Stored data entries

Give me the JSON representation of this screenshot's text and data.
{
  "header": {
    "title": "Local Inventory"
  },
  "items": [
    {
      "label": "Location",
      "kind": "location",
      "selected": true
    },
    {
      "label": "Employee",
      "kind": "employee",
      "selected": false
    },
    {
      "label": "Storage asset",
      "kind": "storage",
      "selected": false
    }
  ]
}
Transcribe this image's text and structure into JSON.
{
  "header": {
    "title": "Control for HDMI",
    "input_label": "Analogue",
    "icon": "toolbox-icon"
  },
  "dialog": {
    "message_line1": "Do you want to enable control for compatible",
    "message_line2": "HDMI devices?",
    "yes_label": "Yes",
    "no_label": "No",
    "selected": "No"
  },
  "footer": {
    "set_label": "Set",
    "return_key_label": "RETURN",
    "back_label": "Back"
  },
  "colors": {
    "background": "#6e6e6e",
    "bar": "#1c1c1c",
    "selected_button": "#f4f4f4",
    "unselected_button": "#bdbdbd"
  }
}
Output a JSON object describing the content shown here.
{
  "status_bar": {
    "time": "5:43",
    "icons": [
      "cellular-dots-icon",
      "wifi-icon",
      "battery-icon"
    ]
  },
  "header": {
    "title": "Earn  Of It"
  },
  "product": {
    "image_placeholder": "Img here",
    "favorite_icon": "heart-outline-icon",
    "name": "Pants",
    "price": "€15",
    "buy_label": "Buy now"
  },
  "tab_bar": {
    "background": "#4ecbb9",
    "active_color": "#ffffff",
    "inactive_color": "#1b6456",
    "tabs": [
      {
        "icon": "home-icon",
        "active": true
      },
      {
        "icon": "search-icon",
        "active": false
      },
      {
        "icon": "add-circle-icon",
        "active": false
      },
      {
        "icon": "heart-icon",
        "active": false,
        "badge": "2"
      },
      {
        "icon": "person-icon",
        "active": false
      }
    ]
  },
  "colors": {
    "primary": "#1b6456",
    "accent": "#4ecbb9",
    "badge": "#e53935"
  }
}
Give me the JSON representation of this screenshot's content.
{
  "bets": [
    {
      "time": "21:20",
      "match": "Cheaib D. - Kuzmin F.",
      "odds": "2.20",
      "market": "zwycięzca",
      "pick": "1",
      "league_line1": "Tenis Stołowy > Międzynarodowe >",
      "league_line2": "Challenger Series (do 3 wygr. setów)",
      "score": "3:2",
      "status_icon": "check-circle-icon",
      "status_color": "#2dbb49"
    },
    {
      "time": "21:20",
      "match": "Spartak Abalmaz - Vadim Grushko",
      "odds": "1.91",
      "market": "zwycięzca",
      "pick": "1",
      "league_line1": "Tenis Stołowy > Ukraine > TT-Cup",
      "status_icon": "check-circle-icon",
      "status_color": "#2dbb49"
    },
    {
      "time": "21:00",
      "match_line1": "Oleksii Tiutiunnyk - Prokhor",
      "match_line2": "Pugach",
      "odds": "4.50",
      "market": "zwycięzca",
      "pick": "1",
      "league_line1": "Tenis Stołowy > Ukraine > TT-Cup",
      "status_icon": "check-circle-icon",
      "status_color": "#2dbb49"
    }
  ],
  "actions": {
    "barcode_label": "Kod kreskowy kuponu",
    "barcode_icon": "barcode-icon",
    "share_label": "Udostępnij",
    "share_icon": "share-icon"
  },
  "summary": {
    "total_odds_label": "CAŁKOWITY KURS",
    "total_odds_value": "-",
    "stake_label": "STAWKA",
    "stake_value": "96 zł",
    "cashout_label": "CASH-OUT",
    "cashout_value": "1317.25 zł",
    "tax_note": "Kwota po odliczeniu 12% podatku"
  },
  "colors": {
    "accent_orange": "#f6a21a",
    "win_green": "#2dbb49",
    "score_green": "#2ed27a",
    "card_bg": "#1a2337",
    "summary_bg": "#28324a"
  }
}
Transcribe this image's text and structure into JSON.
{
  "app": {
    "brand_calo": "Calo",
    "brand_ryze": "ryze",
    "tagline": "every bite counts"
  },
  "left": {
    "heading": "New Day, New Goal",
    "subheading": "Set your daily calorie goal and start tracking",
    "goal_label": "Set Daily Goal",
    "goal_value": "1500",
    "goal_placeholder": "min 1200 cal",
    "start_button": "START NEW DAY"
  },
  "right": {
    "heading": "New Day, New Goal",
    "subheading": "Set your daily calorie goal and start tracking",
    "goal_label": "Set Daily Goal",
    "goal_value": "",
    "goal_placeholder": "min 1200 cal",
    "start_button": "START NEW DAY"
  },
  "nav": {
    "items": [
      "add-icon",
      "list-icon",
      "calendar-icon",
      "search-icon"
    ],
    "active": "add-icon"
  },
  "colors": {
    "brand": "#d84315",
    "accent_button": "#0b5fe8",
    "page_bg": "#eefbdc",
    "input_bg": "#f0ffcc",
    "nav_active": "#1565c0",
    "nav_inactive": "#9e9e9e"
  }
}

◆ **SET TASK**:
Above are some records; extract every one of them exactly.

◆ **CORRECT RESPONSE**:
Give me the JSON representation of this screenshot's text and data.
{
  "header": {
    "title": "Local Inventory"
  },
  "items": [
    {
      "label": "Location",
      "kind": "location",
      "selected": true
    },
    {
      "label": "Employee",
      "kind": "employee",
      "selected": false
    },
    {
      "label": "Storage asset",
      "kind": "storage",
      "selected": false
    }
  ]
}
Transcribe this image's text and structure into JSON.
{
  "header": {
    "title": "Control for HDMI",
    "input_label": "Analogue",
    "icon": "toolbox-icon"
  },
  "dialog": {
    "message_line1": "Do you want to enable control for compatible",
    "message_line2": "HDMI devices?",
    "yes_label": "Yes",
    "no_label": "No",
    "selected": "No"
  },
  "footer": {
    "set_label": "Set",
    "return_key_label": "RETURN",
    "back_label": "Back"
  },
  "colors": {
    "background": "#6e6e6e",
    "bar": "#1c1c1c",
    "selected_button": "#f4f4f4",
    "unselected_button": "#bdbdbd"
  }
}
Output a JSON object describing the content shown here.
{
  "status_bar": {
    "time": "5:43",
    "icons": [
      "cellular-dots-icon",
      "wifi-icon",
      "battery-icon"
    ]
  },
  "header": {
    "title": "Earn  Of It"
  },
  "product": {
    "image_placeholder": "Img here",
    "favorite_icon": "heart-outline-icon",
    "name": "Pants",
    "price": "€15",
    "buy_label": "Buy now"
  },
  "tab_bar": {
    "background": "#4ecbb9",
    "active_color": "#ffffff",
    "inactive_color": "#1b6456",
    "tabs": [
      {
        "icon": "home-icon",
        "active": true
      },
      {
        "icon": "search-icon",
        "active": false
      },
      {
        "icon": "add-circle-icon",
        "active": false
      },
      {
        "icon": "heart-icon",
        "active": false,
        "badge": "2"
      },
      {
        "icon": "person-icon",
        "active": false
      }
    ]
  },
  "colors": {
    "primary": "#1b6456",
    "accent": "#4ecbb9",
    "badge": "#e53935"
  }
}
Give me the JSON representation of this screenshot's content.
{
  "bets": [
    {
      "time": "21:20",
      "match": "Cheaib D. - Kuzmin F.",
      "odds": "2.20",
      "market": "zwycięzca",
      "pick": "1",
      "league_line1": "Tenis Stołowy > Międzynarodowe >",
      "league_line2": "Challenger Series (do 3 wygr. setów)",
      "score": "3:2",
      "status_icon": "check-circle-icon",
      "status_color": "#2dbb49"
    },
    {
      "time": "21:20",
      "match": "Spartak Abalmaz - Vadim Grushko",
      "odds": "1.91",
      "market": "zwycięzca",
      "pick": "1",
      "league_line1": "Tenis Stołowy > Ukraine > TT-Cup",
      "status_icon": "check-circle-icon",
      "status_color": "#2dbb49"
    },
    {
      "time": "21:00",
      "match_line1": "Oleksii Tiutiunnyk - Prokhor",
      "match_line2": "Pugach",
      "odds": "4.50",
      "market": "zwycięzca",
      "pick": "1",
      "league_line1": "Tenis Stołowy > Ukraine > TT-Cup",
      "status_icon": "check-circle-icon",
      "status_color": "#2dbb49"
    }
  ],
  "actions": {
    "barcode_label": "Kod kreskowy kuponu",
    "barcode_icon": "barcode-icon",
    "share_label": "Udostępnij",
    "share_icon": "share-icon"
  },
  "summary": {
    "total_odds_label": "CAŁKOWITY KURS",
    "total_odds_value": "-",
    "stake_label": "STAWKA",
    "stake_value": "96 zł",
    "cashout_label": "CASH-OUT",
    "cashout_value": "1317.25 zł",
    "tax_note": "Kwota po odliczeniu 12% podatku"
  },
  "colors": {
    "accent_orange": "#f6a21a",
    "win_green": "#2dbb49",
    "score_green": "#2ed27a",
    "card_bg": "#1a2337",
    "summary_bg": "#28324a"
  }
}
Transcribe this image's text and structure into JSON.
{
  "app": {
    "brand_calo": "Calo",
    "brand_ryze": "ryze",
    "tagline": "every bite counts"
  },
  "left": {
    "heading": "New Day, New Goal",
    "subheading": "Set your daily calorie goal and start tracking",
    "goal_label": "Set Daily Goal",
    "goal_value": "1500",
    "goal_placeholder": "min 1200 cal",
    "start_button": "START NEW DAY"
  },
  "right": {
    "heading": "New Day, New Goal",
    "subheading": "Set your daily calorie goal and start tracking",
    "goal_label": "Set Daily Goal",
    "goal_value": "",
    "goal_placeholder": "min 1200 cal",
    "start_button": "START NEW DAY"
  },
  "nav": {
    "items": [
      "add-icon",
      "list-icon",
      "calendar-icon",
      "search-icon"
    ],
    "active": "add-icon"
  },
  "colors": {
    "brand": "#d84315",
    "accent_button": "#0b5fe8",
    "page_bg": "#eefbdc",
    "input_bg": "#f0ffcc",
    "nav_active": "#1565c0",
    "nav_inactive": "#9e9e9e"
  }
}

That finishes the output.